== Input data ==
-- BEGIN --

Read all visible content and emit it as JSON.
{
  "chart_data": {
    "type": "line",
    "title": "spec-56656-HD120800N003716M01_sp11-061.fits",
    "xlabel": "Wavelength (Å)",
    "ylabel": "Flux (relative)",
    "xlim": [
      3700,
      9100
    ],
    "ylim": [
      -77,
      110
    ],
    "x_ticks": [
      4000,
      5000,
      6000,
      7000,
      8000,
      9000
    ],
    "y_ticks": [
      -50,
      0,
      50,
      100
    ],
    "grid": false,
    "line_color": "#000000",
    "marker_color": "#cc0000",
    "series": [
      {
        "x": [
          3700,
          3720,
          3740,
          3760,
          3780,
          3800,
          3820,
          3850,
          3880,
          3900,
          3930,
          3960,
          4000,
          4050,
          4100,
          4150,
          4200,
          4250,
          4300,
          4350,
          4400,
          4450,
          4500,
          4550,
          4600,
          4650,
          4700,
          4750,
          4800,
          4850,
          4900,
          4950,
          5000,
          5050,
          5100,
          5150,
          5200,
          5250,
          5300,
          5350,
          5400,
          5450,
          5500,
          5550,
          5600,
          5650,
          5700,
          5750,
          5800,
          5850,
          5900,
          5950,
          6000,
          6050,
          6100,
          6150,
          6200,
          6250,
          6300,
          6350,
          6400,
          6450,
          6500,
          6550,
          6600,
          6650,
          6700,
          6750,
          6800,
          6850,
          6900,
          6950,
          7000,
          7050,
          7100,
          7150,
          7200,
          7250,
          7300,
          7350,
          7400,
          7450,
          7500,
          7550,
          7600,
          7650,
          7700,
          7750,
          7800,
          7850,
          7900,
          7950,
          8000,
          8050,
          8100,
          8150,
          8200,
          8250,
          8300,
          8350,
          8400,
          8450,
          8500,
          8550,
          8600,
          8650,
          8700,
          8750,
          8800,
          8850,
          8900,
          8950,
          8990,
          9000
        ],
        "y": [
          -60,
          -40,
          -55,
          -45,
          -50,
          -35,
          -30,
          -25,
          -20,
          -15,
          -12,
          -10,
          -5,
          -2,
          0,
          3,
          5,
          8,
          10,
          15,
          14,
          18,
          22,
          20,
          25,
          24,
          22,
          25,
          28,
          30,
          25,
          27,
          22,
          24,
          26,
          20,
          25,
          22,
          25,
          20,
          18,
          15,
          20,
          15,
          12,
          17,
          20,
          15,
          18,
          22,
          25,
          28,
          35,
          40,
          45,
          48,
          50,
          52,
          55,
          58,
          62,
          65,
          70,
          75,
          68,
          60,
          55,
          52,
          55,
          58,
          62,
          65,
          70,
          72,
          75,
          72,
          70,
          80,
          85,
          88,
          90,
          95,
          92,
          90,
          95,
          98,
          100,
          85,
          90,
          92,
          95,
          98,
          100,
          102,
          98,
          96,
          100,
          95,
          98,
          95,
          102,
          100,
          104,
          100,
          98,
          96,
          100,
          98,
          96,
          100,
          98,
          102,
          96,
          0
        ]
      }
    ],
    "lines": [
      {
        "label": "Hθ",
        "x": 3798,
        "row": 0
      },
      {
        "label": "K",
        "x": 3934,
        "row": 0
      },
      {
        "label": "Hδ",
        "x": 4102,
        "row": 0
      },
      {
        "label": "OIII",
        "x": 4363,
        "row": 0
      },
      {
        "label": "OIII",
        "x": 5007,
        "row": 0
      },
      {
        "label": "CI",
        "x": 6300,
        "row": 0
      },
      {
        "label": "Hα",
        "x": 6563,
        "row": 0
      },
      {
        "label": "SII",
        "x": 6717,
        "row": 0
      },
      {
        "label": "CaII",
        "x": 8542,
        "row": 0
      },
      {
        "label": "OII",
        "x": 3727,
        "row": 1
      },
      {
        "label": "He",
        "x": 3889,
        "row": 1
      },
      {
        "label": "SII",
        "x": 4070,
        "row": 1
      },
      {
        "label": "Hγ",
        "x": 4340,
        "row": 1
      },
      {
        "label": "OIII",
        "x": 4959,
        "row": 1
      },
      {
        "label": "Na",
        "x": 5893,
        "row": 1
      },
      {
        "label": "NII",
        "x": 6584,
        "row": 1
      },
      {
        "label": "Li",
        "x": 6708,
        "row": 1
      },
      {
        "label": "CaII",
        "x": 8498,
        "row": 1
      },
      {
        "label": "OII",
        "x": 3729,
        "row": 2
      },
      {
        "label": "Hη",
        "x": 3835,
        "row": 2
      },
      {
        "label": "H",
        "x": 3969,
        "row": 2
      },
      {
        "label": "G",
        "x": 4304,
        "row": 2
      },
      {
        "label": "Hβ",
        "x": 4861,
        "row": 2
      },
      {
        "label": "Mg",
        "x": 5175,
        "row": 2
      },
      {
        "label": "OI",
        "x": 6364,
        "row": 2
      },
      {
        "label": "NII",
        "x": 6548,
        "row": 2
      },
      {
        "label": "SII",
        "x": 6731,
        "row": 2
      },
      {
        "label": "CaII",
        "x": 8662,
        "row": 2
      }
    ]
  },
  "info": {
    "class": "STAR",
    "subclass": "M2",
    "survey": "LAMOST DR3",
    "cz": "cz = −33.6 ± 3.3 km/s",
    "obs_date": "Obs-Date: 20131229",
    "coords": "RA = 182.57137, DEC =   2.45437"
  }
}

-- END --

== Set exercise ==
Write out all records exactly, keeping every detail.

== Written solution ==
Read all visible content and emit it as JSON.
{
  "chart_data": {
    "type": "line",
    "title": "spec-56656-HD120800N003716M01_sp11-061.fits",
    "xlabel": "Wavelength (Å)",
    "ylabel": "Flux (relative)",
    "xlim": [
      3700,
      9100
    ],
    "ylim": [
      -77,
      110
    ],
    "x_ticks": [
      4000,
      5000,
      6000,
      7000,
      8000,
      9000
    ],
    "y_ticks": [
      -50,
      0,
      50,
      100
    ],
    "grid": false,
    "line_color": "#000000",
    "marker_color": "#cc0000",
    "series": [
      {
        "x": [
          3700,
          3720,
          3740,
          3760,
          3780,
          3800,
          3820,
          3850,
          3880,
          3900,
          3930,
          3960,
          4000,
          4050,
          4100,
          4150,
          4200,
          4250,
          4300,
          4350,
          4400,
          4450,
          4500,
          4550,
          4600,
          4650,
          4700,
          4750,
          4800,
          4850,
          4900,
          4950,
          5000,
          5050,
          5100,
          5150,
          5200,
          5250,
          5300,
          5350,
          5400,
          5450,
          5500,
          5550,
          5600,
          5650,
          5700,
          5750,
          5800,
          5850,
          5900,
          5950,
          6000,
          6050,
          6100,
          6150,
          6200,
          6250,
          6300,
          6350,
          6400,
          6450,
          6500,
          6550,
          6600,
          6650,
          6700,
          6750,
          6800,
          6850,
          6900,
          6950,
          7000,
          7050,
          7100,
          7150,
          7200,
          7250,
          7300,
          7350,
          7400,
          7450,
          7500,
          7550,
          7600,
          7650,
          7700,
          7750,
          7800,
          7850,
          7900,
          7950,
          8000,
          8050,
          8100,
          8150,
          8200,
          8250,
          8300,
          8350,
          8400,
          8450,
          8500,
          8550,
          8600,
          8650,
          8700,
          8750,
          8800,
          8850,
          8900,
          8950,
          8990,
          9000
        ],
        "y": [
          -60,
          -40,
          -55,
          -45,
          -50,
          -35,
          -30,
          -25,
          -20,
          -15,
          -12,
          -10,
          -5,
          -2,
          0,
          3,
          5,
          8,
          10,
          15,
          14,
          18,
          22,
          20,
          25,
          24,
          22,
          25,
          28,
          30,
          25,
          27,
          22,
          24,
          26,
          20,
          25,
          22,
          25,
          20,
          18,
          15,
          20,
          15,
          12,
          17,
          20,
          15,
          18,
          22,
          25,
          28,
          35,
          40,
          45,
          48,
          50,
          52,
          55,
          58,
          62,
          65,
          70,
          75,
          68,
          60,
          55,
          52,
          55,
          58,
          62,
          65,
          70,
          72,
          75,
          72,
          70,
          80,
          85,
          88,
          90,
          95,
          92,
          90,
          95,
          98,
          100,
          85,
          90,
          92,
          95,
          98,
          100,
          102,
          98,
          96,
          100,
          95,
          98,
          95,
          102,
          100,
          104,
          100,
          98,
          96,
          100,
          98,
          96,
          100,
          98,
          102,
          96,
          0
        ]
      }
    ],
    "lines": [
      {
        "label": "Hθ",
        "x": 3798,
        "row": 0
      },
      {
        "label": "K",
        "x": 3934,
        "row": 0
      },
      {
        "label": "Hδ",
        "x": 4102,
        "row": 0
      },
      {
        "label": "OIII",
        "x": 4363,
        "row": 0
      },
      {
        "label": "OIII",
        "x": 5007,
        "row": 0
      },
      {
        "label": "CI",
        "x": 6300,
        "row": 0
      },
      {
        "label": "Hα",
        "x": 6563,
        "row": 0
      },
      {
        "label": "SII",
        "x": 6717,
        "row": 0
      },
      {
        "label": "CaII",
        "x": 8542,
        "row": 0
      },
      {
        "label": "OII",
        "x": 3727,
        "row": 1
      },
      {
        "label": "He",
        "x": 3889,
        "row": 1
      },
      {
        "label": "SII",
        "x": 4070,
        "row": 1
      },
      {
        "label": "Hγ",
        "x": 4340,
        "row": 1
      },
      {
        "label": "OIII",
        "x": 4959,
        "row": 1
      },
      {
        "label": "Na",
        "x": 5893,
        "row": 1
      },
      {
        "label": "NII",
        "x": 6584,
        "row": 1
      },
      {
        "label": "Li",
        "x": 6708,
        "row": 1
      },
      {
        "label": "CaII",
        "x": 8498,
        "row": 1
      },
      {
        "label": "OII",
        "x": 3729,
        "row": 2
      },
      {
        "label": "Hη",
        "x": 3835,
        "row": 2
      },
      {
        "label": "H",
        "x": 3969,
        "row": 2
      },
      {
        "label": "G",
        "x": 4304,
        "row": 2
      },
      {
        "label": "Hβ",
        "x": 4861,
        "row": 2
      },
      {
        "label": "Mg",
        "x": 5175,
        "row": 2
      },
      {
        "label": "OI",
        "x": 6364,
        "row": 2
      },
      {
        "label": "NII",
        "x": 6548,
        "row": 2
      },
      {
        "label": "SII",
        "x": 6731,
        "row": 2
      },
      {
        "label": "CaII",
        "x": 8662,
        "row": 2
      }
    ]
  },
  "info": {
    "class": "STAR",
    "subclass": "M2",
    "survey": "LAMOST DR3",
    "cz": "cz = −33.6 ± 3.3 km/s",
    "obs_date": "Obs-Date: 20131229",
    "coords": "RA = 182.57137, DEC =   2.45437"
  }
}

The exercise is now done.